Report how many lines below contain the word "rencontre", and give only that number.

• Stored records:
--*--

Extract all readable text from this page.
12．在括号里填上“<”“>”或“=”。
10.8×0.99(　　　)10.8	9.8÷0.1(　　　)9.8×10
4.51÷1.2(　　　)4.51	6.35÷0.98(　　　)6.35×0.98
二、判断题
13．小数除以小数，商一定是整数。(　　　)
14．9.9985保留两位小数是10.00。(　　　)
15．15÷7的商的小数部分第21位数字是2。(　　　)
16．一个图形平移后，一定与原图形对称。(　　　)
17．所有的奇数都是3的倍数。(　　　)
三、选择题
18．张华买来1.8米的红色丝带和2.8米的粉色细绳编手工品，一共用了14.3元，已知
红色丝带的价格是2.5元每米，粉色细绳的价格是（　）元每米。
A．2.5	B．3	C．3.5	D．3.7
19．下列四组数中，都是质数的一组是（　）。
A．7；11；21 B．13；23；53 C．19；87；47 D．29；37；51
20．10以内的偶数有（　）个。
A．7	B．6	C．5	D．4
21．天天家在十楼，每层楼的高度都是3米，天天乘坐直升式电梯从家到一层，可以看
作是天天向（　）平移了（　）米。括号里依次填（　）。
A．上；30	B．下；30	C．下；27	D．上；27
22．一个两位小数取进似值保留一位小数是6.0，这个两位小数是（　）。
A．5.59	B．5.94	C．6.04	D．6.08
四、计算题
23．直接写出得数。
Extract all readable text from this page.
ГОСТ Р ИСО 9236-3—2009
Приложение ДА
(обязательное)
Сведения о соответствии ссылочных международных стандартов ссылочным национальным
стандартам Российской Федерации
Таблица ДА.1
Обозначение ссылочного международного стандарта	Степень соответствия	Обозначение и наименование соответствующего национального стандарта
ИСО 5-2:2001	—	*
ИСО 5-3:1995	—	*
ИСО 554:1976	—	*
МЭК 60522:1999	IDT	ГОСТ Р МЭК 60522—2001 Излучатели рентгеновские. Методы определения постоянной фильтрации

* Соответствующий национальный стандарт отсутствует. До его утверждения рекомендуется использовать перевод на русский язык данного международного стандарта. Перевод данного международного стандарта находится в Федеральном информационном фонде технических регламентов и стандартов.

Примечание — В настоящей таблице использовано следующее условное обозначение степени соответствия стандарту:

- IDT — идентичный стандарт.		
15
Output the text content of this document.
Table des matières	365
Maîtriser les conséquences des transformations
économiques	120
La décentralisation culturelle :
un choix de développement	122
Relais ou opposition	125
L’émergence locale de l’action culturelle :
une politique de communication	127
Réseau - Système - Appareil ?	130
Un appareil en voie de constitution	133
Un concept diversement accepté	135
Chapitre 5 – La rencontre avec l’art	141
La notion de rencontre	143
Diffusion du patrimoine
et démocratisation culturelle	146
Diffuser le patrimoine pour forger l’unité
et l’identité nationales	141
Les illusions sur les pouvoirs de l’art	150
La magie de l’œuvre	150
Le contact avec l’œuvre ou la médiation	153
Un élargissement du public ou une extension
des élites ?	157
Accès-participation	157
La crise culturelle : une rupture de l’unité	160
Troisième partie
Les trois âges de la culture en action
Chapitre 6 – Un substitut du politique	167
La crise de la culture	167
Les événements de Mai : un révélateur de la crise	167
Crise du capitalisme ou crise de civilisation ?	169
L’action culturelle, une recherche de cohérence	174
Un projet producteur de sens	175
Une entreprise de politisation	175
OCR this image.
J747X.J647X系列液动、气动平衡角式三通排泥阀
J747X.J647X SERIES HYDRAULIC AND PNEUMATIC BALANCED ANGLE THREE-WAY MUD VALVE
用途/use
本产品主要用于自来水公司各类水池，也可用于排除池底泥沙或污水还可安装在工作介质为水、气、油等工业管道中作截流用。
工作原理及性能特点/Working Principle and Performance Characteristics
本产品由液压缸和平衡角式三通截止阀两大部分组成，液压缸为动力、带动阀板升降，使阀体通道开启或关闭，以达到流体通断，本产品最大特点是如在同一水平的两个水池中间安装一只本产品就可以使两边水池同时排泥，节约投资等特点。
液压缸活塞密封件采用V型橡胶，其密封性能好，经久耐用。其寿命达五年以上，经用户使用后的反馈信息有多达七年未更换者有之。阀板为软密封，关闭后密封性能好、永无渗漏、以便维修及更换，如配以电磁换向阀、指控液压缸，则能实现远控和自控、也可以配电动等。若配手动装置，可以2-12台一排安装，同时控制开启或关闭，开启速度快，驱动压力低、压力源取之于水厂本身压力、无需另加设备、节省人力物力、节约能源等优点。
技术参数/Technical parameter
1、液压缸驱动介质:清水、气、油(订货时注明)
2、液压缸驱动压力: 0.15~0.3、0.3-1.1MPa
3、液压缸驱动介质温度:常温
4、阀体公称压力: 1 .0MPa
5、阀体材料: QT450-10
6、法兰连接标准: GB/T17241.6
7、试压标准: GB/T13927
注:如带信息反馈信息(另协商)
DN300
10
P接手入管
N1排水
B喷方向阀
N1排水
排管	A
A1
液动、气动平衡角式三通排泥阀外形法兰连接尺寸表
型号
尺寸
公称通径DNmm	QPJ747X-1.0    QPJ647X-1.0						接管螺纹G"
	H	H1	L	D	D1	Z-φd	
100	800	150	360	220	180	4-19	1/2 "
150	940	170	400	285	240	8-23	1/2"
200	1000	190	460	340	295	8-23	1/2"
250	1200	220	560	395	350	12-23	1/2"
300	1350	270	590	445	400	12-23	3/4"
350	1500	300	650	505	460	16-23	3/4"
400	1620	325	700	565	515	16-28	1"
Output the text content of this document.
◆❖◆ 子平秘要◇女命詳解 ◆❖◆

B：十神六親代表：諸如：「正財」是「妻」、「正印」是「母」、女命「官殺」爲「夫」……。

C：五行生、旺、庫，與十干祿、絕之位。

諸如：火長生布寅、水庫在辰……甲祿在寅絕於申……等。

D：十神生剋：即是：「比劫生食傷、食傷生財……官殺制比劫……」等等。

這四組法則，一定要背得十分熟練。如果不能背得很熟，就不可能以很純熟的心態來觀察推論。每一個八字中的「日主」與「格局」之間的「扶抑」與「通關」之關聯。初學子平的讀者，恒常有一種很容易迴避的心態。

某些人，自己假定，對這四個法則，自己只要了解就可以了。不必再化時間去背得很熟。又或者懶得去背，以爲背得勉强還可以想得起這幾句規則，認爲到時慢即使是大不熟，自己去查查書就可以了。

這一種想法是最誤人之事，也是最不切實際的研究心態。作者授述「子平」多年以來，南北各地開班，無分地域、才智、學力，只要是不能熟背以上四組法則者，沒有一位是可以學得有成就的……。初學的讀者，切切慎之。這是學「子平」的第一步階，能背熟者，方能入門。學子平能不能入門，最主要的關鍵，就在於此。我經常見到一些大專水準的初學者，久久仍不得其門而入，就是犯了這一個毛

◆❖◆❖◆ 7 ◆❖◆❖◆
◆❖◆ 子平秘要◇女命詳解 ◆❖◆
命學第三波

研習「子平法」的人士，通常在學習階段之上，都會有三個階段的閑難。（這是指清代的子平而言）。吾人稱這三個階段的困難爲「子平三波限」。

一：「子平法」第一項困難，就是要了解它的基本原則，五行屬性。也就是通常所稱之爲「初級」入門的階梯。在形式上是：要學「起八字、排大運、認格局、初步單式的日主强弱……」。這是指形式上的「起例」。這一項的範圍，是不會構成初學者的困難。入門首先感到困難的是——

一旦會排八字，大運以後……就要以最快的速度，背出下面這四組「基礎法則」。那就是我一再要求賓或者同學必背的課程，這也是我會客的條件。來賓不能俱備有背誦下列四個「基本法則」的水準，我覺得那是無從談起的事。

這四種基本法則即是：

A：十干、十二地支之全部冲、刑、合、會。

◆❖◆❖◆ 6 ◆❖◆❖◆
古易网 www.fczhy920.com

--*--

• The output: 2